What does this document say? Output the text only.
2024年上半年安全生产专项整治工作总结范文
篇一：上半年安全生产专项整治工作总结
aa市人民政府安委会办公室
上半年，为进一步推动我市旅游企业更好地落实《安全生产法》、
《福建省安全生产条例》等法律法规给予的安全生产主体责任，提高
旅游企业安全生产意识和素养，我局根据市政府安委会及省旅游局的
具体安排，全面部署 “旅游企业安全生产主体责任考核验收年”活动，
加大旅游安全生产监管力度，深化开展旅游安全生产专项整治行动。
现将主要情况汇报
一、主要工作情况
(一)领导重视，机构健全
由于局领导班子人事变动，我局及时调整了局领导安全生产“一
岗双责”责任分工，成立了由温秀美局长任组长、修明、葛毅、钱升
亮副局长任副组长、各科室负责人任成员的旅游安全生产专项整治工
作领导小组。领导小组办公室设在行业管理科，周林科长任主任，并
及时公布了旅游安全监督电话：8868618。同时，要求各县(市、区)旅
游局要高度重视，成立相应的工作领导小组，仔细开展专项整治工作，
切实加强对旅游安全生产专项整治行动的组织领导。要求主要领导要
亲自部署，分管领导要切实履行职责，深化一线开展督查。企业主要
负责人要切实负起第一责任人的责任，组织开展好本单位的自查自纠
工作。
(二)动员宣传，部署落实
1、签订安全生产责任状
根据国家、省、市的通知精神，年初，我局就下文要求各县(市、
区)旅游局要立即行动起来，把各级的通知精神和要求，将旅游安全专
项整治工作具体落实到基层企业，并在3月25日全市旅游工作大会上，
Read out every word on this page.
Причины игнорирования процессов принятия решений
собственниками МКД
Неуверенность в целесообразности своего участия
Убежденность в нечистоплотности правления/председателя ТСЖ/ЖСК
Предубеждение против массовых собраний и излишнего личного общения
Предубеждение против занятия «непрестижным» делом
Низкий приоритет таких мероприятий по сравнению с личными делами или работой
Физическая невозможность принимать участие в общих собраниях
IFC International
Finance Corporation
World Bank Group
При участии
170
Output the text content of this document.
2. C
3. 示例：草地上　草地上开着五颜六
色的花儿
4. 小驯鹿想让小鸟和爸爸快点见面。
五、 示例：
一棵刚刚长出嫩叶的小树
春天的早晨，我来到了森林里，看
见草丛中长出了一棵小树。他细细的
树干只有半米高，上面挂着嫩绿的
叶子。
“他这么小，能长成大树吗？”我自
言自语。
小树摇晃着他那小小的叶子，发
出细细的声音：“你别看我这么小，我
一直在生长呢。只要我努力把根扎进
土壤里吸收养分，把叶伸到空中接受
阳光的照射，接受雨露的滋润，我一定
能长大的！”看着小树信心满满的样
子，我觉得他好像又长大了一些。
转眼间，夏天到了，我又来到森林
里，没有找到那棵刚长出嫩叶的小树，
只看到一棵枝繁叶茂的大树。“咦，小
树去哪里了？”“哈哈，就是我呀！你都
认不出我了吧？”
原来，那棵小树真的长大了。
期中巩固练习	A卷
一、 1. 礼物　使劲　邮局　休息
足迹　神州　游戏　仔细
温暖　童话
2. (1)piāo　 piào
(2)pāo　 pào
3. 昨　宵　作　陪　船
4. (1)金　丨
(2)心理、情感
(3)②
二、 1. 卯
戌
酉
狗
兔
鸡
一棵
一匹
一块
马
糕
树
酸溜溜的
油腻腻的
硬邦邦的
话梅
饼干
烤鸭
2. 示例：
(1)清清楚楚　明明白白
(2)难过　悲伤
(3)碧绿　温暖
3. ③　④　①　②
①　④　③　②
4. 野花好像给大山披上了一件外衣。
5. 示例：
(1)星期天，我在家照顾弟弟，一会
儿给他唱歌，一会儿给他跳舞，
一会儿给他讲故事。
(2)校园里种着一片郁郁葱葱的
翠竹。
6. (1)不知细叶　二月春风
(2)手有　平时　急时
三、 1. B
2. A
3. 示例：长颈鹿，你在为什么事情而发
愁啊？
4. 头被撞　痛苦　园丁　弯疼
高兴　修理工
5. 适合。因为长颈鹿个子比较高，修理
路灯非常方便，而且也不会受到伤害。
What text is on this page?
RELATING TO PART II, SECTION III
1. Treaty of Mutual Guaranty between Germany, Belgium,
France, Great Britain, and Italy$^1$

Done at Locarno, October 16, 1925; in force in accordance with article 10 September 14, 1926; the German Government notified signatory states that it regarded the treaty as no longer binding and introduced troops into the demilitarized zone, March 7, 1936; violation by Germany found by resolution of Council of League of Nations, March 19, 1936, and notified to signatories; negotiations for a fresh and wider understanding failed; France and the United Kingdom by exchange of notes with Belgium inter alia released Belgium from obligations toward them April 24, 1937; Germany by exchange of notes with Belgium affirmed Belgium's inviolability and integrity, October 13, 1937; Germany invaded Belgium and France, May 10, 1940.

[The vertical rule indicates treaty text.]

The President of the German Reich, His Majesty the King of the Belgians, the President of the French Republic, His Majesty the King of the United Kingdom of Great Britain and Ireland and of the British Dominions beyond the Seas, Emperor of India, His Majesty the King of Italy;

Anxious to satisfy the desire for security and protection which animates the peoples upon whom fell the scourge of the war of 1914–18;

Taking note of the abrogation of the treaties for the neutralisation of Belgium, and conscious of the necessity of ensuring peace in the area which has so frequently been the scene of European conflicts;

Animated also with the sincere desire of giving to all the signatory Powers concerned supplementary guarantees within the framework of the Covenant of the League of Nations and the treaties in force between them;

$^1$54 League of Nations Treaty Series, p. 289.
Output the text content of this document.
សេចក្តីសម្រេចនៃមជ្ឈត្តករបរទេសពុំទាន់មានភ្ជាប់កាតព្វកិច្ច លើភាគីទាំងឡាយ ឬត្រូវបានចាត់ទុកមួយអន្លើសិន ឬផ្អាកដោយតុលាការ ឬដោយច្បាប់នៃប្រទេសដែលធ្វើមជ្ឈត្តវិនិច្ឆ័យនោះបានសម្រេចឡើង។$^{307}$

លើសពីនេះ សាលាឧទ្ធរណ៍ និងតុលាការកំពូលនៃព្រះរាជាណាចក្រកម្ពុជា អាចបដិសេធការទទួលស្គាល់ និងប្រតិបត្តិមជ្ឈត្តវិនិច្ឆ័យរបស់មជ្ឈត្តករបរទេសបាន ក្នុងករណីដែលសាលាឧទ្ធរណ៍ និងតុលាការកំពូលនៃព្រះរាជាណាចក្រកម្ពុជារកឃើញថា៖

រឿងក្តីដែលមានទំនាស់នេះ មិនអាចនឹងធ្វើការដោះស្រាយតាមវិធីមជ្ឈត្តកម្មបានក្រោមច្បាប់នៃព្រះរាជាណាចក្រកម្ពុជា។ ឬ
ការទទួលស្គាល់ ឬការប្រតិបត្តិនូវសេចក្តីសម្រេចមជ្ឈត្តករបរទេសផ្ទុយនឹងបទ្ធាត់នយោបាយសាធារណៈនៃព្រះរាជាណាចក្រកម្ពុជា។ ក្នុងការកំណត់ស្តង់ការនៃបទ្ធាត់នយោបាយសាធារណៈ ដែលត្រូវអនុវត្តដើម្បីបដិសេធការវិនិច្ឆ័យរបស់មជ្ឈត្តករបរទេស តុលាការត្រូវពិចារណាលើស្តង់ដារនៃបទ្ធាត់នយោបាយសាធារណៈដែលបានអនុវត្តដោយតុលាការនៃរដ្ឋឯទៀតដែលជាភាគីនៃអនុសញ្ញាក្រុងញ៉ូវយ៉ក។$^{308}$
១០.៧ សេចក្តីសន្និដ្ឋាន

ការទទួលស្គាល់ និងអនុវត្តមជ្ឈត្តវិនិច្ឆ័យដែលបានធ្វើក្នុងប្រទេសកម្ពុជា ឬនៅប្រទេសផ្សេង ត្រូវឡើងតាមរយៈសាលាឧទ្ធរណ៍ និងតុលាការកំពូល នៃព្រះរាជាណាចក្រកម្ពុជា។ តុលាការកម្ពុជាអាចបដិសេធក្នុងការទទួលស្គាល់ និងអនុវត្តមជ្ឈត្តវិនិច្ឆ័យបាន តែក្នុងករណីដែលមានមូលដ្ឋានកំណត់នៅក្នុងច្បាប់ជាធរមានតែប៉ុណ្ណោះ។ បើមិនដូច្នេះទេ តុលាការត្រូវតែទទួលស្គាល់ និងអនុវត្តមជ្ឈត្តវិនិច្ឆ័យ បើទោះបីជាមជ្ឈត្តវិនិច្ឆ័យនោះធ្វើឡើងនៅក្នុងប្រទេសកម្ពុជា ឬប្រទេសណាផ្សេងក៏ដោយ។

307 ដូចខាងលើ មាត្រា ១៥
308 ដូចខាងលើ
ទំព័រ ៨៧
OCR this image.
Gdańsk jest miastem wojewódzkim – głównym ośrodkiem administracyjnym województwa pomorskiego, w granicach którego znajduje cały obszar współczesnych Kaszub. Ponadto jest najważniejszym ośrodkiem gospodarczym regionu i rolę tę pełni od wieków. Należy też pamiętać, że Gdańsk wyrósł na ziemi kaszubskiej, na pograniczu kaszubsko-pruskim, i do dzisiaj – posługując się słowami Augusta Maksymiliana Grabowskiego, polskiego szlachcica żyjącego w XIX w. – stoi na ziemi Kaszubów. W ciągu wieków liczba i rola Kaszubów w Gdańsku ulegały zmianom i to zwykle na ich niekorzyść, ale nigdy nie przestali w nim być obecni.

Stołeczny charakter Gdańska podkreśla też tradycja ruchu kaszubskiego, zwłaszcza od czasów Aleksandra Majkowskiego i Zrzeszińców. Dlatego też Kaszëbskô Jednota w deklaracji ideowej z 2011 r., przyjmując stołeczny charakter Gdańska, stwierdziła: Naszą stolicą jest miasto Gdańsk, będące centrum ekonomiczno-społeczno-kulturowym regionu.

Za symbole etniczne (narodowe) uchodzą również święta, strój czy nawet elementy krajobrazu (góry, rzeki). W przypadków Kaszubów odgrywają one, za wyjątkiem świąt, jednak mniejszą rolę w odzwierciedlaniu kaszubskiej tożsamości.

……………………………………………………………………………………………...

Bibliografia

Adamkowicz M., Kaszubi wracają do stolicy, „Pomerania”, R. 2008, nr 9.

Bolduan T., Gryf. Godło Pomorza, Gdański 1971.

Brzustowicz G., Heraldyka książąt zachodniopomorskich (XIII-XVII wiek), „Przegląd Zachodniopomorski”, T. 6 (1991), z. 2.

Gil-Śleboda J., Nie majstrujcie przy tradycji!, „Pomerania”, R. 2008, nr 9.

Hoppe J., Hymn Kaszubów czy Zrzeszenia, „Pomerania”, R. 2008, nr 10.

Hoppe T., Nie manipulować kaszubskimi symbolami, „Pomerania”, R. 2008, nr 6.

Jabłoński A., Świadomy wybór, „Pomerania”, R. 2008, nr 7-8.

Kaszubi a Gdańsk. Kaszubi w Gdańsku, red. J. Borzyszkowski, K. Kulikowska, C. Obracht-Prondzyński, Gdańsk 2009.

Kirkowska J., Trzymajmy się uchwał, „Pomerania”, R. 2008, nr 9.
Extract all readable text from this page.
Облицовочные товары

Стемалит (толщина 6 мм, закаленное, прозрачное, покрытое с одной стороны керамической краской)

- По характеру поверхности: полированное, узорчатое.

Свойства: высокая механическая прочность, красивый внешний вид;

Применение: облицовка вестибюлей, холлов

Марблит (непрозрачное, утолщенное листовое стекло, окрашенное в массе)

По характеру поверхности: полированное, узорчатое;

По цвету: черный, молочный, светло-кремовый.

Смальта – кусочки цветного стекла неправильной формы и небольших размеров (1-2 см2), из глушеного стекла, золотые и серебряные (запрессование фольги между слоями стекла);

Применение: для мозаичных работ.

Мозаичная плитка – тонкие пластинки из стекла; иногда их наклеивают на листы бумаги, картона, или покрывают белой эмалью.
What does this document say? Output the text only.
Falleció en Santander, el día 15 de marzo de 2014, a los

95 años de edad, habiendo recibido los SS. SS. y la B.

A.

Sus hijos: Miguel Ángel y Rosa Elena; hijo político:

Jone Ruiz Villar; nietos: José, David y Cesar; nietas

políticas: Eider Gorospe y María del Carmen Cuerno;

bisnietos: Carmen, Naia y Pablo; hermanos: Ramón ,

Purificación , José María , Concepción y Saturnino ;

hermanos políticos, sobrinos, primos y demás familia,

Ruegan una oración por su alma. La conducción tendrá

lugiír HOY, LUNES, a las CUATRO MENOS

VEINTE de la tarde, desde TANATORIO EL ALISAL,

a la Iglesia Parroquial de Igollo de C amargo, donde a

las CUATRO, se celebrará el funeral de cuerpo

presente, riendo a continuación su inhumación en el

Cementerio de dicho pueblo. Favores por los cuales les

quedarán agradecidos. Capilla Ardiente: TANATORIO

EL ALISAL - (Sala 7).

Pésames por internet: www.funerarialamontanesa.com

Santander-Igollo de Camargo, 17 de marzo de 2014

######

Set task: Determine how many lines of this listing contain "rolę", and give only the number.

The output: 2